=== PROBLEM REQUIREMENTS ===
Copy, from the entries below, each line in which the string "close" appears.

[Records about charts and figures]
◇ ◇ ◇ ◇

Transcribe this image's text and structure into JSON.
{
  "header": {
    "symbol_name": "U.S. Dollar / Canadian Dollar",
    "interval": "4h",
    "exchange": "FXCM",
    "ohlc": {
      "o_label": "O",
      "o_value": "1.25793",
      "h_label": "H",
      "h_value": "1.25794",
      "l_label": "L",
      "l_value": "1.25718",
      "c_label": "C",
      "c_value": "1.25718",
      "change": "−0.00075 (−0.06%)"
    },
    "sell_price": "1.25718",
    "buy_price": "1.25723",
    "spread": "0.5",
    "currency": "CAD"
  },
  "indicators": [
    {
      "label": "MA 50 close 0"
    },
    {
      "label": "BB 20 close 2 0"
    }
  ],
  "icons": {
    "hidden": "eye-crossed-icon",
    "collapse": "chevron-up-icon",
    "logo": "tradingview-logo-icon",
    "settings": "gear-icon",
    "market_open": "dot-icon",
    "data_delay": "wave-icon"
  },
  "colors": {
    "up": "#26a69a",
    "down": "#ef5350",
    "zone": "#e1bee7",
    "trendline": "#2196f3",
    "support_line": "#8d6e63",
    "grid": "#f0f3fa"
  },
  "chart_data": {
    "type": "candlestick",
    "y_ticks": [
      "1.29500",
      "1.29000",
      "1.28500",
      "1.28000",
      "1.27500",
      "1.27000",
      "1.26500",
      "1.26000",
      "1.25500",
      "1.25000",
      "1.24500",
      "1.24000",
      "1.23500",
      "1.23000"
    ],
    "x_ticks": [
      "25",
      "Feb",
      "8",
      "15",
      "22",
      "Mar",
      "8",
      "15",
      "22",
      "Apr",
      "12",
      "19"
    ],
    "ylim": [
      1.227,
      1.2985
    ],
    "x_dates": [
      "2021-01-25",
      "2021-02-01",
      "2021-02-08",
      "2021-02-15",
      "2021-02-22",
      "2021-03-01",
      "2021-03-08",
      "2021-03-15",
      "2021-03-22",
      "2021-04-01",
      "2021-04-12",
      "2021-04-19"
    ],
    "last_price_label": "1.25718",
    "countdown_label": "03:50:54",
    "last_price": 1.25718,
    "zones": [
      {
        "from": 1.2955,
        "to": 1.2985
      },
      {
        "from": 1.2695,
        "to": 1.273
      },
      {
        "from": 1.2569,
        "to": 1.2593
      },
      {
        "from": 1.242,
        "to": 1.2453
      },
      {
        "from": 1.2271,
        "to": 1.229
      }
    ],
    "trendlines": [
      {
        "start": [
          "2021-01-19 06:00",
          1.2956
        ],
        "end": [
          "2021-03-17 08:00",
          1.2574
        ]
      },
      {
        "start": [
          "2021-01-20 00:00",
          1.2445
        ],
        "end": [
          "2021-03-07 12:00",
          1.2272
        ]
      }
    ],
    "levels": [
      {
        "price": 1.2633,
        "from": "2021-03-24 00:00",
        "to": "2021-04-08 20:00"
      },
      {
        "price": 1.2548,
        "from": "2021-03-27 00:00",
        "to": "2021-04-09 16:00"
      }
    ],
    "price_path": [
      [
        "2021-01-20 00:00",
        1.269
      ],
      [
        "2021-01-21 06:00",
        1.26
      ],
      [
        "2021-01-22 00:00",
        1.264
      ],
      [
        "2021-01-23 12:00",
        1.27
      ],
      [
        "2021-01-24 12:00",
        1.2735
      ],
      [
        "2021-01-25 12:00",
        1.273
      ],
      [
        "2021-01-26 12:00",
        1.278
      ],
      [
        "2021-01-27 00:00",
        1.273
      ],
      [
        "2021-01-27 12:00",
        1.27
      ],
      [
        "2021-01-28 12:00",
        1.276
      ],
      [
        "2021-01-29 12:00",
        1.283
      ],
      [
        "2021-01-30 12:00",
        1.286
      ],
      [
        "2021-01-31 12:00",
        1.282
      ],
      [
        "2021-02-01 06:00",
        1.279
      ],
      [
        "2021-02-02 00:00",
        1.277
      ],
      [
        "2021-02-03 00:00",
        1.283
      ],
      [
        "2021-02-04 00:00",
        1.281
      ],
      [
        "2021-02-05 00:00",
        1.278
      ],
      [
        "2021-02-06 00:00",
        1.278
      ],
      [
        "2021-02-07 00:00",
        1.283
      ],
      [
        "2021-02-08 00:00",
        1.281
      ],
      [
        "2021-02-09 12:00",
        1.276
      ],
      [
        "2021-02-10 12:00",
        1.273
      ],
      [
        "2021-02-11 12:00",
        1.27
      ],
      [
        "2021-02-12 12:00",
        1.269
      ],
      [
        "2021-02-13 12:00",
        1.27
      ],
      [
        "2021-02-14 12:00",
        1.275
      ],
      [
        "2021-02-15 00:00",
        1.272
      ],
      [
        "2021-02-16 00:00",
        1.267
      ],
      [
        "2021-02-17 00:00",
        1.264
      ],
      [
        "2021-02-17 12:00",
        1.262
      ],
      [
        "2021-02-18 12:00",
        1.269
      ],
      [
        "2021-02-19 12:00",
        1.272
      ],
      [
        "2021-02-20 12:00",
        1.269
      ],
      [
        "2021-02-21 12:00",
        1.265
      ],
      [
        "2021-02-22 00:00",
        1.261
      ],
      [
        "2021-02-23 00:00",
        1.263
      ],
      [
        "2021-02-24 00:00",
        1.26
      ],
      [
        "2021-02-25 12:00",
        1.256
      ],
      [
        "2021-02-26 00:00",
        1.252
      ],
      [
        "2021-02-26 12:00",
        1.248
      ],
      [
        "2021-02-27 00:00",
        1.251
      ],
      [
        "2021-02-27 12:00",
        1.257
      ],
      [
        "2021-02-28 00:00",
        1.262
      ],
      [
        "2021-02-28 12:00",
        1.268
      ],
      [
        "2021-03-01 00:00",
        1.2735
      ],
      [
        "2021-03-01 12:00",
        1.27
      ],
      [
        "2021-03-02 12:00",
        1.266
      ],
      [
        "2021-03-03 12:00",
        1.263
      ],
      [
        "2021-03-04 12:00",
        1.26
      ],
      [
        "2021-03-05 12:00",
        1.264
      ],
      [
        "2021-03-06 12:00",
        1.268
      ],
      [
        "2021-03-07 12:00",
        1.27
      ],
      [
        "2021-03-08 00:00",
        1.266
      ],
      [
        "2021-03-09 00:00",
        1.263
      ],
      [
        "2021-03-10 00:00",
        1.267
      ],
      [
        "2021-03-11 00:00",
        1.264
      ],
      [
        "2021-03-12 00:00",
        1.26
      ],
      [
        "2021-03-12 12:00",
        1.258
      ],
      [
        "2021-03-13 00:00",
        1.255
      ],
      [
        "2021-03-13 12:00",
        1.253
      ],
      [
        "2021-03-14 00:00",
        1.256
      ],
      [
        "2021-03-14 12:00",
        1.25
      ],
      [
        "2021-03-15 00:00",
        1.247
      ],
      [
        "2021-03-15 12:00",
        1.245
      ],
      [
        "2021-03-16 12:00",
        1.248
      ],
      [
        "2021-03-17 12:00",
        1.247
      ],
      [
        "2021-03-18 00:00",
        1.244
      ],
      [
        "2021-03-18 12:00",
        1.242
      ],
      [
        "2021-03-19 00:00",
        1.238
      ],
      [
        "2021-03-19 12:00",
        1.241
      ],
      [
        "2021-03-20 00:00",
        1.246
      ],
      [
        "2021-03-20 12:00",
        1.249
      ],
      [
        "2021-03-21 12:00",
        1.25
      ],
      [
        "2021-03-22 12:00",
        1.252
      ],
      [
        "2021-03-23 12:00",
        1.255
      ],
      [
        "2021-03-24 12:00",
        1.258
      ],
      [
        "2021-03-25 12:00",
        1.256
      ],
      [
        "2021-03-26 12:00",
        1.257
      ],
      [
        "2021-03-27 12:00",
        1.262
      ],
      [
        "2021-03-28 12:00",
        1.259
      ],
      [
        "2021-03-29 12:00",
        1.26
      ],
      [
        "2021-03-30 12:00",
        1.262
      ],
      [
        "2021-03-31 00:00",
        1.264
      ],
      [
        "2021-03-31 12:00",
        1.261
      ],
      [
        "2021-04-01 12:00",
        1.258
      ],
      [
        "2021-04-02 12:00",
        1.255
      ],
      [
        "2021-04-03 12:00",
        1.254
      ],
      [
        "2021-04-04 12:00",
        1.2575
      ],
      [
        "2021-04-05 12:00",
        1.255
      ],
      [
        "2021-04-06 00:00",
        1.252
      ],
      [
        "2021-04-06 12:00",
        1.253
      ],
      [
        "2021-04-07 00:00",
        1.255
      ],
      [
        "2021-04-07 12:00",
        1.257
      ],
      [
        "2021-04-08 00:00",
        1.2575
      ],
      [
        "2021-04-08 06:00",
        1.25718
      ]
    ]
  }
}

◇ ◇ ◇ ◇

=== CORRECT RESPONSE ===
      "label": "MA 50 close 0"
      "label": "BB 20 close 2 0"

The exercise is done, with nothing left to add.